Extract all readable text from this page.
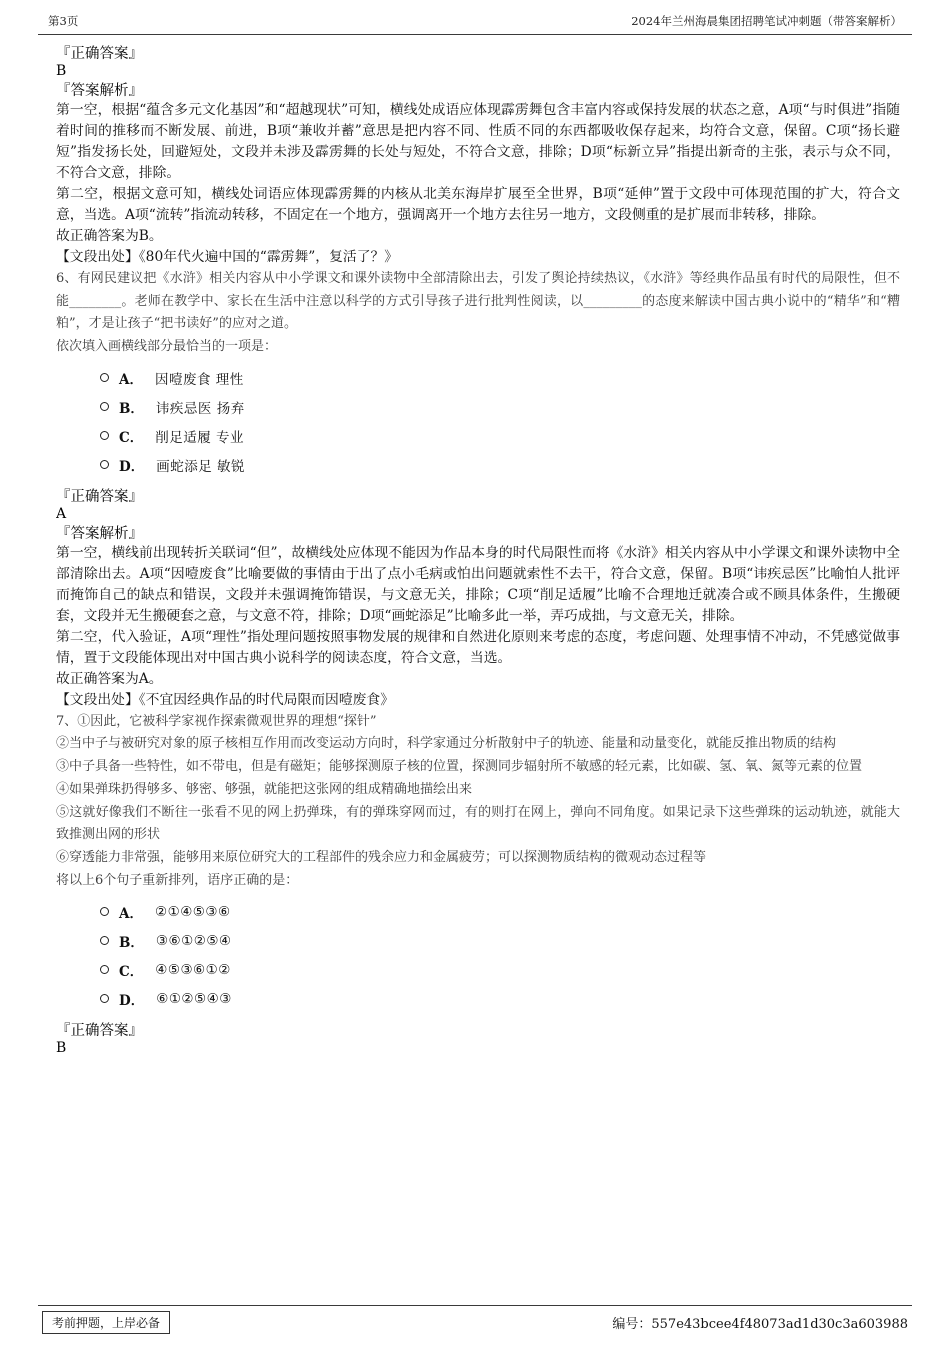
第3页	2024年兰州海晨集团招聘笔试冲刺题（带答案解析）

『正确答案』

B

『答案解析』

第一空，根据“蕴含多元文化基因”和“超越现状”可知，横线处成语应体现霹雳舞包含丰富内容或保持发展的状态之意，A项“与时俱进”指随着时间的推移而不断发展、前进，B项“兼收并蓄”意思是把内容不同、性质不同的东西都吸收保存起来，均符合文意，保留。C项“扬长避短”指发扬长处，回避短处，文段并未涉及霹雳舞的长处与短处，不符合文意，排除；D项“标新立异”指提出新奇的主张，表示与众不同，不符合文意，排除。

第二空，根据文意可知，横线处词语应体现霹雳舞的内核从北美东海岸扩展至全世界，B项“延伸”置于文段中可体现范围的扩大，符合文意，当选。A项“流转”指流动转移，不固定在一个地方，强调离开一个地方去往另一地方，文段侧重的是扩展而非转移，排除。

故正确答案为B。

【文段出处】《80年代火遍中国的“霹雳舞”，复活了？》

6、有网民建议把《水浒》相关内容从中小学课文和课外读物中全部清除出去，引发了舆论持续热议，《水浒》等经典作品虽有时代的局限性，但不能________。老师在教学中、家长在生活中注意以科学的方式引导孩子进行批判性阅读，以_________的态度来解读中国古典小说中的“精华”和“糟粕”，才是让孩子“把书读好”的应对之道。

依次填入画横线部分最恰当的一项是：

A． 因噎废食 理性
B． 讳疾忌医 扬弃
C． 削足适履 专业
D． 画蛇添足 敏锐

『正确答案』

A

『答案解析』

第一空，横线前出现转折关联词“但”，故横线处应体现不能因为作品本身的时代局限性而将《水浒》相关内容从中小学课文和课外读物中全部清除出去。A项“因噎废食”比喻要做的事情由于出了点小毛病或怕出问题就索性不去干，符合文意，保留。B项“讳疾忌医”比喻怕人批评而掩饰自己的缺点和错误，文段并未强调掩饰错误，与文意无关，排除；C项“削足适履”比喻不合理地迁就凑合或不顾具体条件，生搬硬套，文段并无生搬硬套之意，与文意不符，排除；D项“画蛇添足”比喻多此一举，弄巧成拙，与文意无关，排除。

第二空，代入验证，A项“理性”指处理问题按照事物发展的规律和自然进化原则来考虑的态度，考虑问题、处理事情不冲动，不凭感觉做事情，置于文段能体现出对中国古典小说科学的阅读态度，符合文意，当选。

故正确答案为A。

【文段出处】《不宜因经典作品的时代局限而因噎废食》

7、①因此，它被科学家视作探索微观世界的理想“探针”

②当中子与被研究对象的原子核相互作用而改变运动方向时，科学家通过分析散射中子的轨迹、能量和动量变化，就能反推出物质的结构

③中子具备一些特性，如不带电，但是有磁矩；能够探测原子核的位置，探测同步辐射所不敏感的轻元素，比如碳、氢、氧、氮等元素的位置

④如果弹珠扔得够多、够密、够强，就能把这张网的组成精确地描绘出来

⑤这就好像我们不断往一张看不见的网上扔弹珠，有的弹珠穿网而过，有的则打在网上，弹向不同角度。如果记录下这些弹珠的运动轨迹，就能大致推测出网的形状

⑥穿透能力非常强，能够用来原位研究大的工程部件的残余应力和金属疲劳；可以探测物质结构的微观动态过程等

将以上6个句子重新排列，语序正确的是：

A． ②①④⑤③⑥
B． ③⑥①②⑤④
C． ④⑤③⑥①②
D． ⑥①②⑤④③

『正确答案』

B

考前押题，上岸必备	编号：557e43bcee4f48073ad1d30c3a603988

• • •

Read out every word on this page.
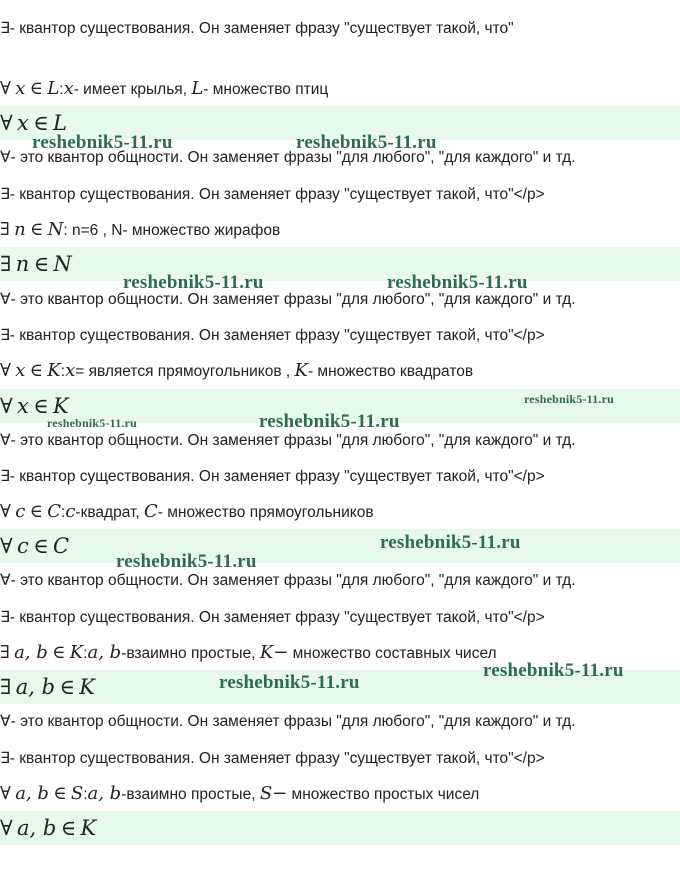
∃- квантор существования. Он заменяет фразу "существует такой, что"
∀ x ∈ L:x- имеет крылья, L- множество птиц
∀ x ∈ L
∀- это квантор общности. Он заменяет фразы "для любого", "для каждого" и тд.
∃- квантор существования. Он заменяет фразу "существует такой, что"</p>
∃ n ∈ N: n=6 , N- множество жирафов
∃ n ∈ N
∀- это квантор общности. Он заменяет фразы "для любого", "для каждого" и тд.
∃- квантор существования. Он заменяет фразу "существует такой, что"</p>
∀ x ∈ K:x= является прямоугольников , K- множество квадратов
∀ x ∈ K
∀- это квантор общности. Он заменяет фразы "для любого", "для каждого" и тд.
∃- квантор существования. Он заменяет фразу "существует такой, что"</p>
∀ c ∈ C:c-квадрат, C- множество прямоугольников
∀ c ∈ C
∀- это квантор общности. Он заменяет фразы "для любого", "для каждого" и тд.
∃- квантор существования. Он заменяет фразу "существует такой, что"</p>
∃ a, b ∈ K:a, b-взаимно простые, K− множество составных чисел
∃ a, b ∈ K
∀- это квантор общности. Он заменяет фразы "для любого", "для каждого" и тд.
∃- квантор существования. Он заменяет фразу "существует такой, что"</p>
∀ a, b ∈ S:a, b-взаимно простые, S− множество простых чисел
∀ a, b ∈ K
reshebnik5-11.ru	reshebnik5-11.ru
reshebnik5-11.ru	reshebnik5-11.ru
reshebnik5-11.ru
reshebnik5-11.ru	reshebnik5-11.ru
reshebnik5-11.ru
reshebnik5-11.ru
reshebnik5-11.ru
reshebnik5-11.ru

• • •

*TASK OBJECTIVE*
Set out every line from the material that contains the string "простые".

*EXERCISE SOLUTION*
∃ a, b ∈ K:a, b-взаимно простые, K− множество составных чисел
∀ a, b ∈ S:a, b-взаимно простые, S− множество простых чисел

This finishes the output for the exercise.